■ Collected data entries:

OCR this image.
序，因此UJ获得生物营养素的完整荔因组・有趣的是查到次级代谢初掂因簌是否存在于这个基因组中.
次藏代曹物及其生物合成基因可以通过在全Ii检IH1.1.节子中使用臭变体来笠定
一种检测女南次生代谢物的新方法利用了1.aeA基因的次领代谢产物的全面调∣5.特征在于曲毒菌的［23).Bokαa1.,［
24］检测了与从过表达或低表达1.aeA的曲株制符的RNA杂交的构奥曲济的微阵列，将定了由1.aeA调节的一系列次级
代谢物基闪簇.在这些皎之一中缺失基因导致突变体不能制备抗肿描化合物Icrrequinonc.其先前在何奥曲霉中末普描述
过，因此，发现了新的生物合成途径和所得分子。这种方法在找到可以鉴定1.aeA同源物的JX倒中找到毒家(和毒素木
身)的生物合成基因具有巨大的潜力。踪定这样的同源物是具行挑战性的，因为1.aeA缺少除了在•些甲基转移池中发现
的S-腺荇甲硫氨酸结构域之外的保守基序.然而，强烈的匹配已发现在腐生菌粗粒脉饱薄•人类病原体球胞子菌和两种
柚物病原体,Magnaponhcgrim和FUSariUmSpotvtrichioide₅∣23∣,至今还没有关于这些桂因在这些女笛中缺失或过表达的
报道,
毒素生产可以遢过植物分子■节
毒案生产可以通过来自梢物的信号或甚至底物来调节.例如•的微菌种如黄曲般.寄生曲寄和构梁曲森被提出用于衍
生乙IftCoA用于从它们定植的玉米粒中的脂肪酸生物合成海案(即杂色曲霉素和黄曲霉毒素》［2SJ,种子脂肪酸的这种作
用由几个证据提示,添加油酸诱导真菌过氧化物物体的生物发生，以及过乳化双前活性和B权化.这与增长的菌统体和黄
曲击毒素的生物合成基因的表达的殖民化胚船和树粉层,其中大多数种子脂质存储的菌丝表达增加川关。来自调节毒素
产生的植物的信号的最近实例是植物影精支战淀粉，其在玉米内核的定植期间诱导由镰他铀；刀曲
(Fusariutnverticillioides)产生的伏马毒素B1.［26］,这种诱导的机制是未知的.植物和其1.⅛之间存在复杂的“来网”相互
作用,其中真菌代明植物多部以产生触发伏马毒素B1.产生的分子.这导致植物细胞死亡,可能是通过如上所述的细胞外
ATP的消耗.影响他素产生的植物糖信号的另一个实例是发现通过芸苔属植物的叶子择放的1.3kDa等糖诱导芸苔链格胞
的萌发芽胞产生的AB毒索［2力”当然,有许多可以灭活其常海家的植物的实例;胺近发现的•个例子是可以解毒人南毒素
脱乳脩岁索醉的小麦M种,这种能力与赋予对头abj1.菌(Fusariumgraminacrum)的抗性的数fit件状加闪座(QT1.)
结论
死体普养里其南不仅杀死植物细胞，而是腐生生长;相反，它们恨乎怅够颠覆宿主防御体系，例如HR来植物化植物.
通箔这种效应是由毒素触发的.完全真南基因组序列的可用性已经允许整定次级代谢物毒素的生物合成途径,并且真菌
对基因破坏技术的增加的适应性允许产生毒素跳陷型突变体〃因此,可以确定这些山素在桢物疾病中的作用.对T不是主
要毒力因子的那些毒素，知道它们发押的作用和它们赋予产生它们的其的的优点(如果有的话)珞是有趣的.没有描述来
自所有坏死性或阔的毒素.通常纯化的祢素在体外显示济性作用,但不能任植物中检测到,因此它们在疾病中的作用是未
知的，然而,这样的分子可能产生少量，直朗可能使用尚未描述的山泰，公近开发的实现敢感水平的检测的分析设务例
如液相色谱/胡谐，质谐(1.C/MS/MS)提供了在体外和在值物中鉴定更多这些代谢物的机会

■ TASK PROMPT: The entries above must be returned exactly.

■ THE OUTPUT:
OCR this image.
序，因此UJ获得生物营养素的完整荔因组・有趣的是查到次级代谢初掂因簌是否存在于这个基因组中.
次藏代曹物及其生物合成基因可以通过在全Ii检IH1.1.节子中使用臭变体来笠定
一种检测女南次生代谢物的新方法利用了1.aeA基因的次领代谢产物的全面调∣5.特征在于曲毒菌的［23).Bokαa1.,［
24］检测了与从过表达或低表达1.aeA的曲株制符的RNA杂交的构奥曲济的微阵列，将定了由1.aeA调节的一系列次级
代谢物基闪簇.在这些皎之一中缺失基因导致突变体不能制备抗肿描化合物Icrrequinonc.其先前在何奥曲霉中末普描述
过，因此，发现了新的生物合成途径和所得分子。这种方法在找到可以鉴定1.aeA同源物的JX倒中找到毒家(和毒素木
身)的生物合成基因具有巨大的潜力。踪定这样的同源物是具行挑战性的，因为1.aeA缺少除了在•些甲基转移池中发现
的S-腺荇甲硫氨酸结构域之外的保守基序.然而，强烈的匹配已发现在腐生菌粗粒脉饱薄•人类病原体球胞子菌和两种
柚物病原体,Magnaponhcgrim和FUSariUmSpotvtrichioide₅∣23∣,至今还没有关于这些桂因在这些女笛中缺失或过表达的
报道,
毒素生产可以遢过植物分子■节
毒案生产可以通过来自梢物的信号或甚至底物来调节.例如•的微菌种如黄曲般.寄生曲寄和构梁曲森被提出用于衍
生乙IftCoA用于从它们定植的玉米粒中的脂肪酸生物合成海案(即杂色曲霉素和黄曲霉毒素》［2SJ,种子脂肪酸的这种作
用由几个证据提示,添加油酸诱导真菌过氧化物物体的生物发生，以及过乳化双前活性和B权化.这与增长的菌统体和黄
曲击毒素的生物合成基因的表达的殖民化胚船和树粉层,其中大多数种子脂质存储的菌丝表达增加川关。来自调节毒素
产生的植物的信号的最近实例是植物影精支战淀粉，其在玉米内核的定植期间诱导由镰他铀；刀曲
(Fusariutnverticillioides)产生的伏马毒素B1.［26］,这种诱导的机制是未知的.植物和其1.⅛之间存在复杂的“来网”相互
作用,其中真菌代明植物多部以产生触发伏马毒素B1.产生的分子.这导致植物细胞死亡,可能是通过如上所述的细胞外
ATP的消耗.影响他素产生的植物糖信号的另一个实例是发现通过芸苔属植物的叶子择放的1.3kDa等糖诱导芸苔链格胞
的萌发芽胞产生的AB毒索［2力”当然,有许多可以灭活其常海家的植物的实例;胺近发现的•个例子是可以解毒人南毒素
脱乳脩岁索醉的小麦M种,这种能力与赋予对头abj1.菌(Fusariumgraminacrum)的抗性的数fit件状加闪座(QT1.)
结论
死体普养里其南不仅杀死植物细胞，而是腐生生长;相反，它们恨乎怅够颠覆宿主防御体系，例如HR来植物化植物.
通箔这种效应是由毒素触发的.完全真南基因组序列的可用性已经允许整定次级代谢物毒素的生物合成途径,并且真菌
对基因破坏技术的增加的适应性允许产生毒素跳陷型突变体〃因此,可以确定这些山素在桢物疾病中的作用.对T不是主
要毒力因子的那些毒素，知道它们发押的作用和它们赋予产生它们的其的的优点(如果有的话)珞是有趣的.没有描述来
自所有坏死性或阔的毒素.通常纯化的祢素在体外显示济性作用,但不能任植物中检测到,因此它们在疾病中的作用是未
知的，然而,这样的分子可能产生少量，直朗可能使用尚未描述的山泰，公近开发的实现敢感水平的检测的分析设务例
如液相色谱/胡谐，质谐(1.C/MS/MS)提供了在体外和在值物中鉴定更多这些代谢物的机会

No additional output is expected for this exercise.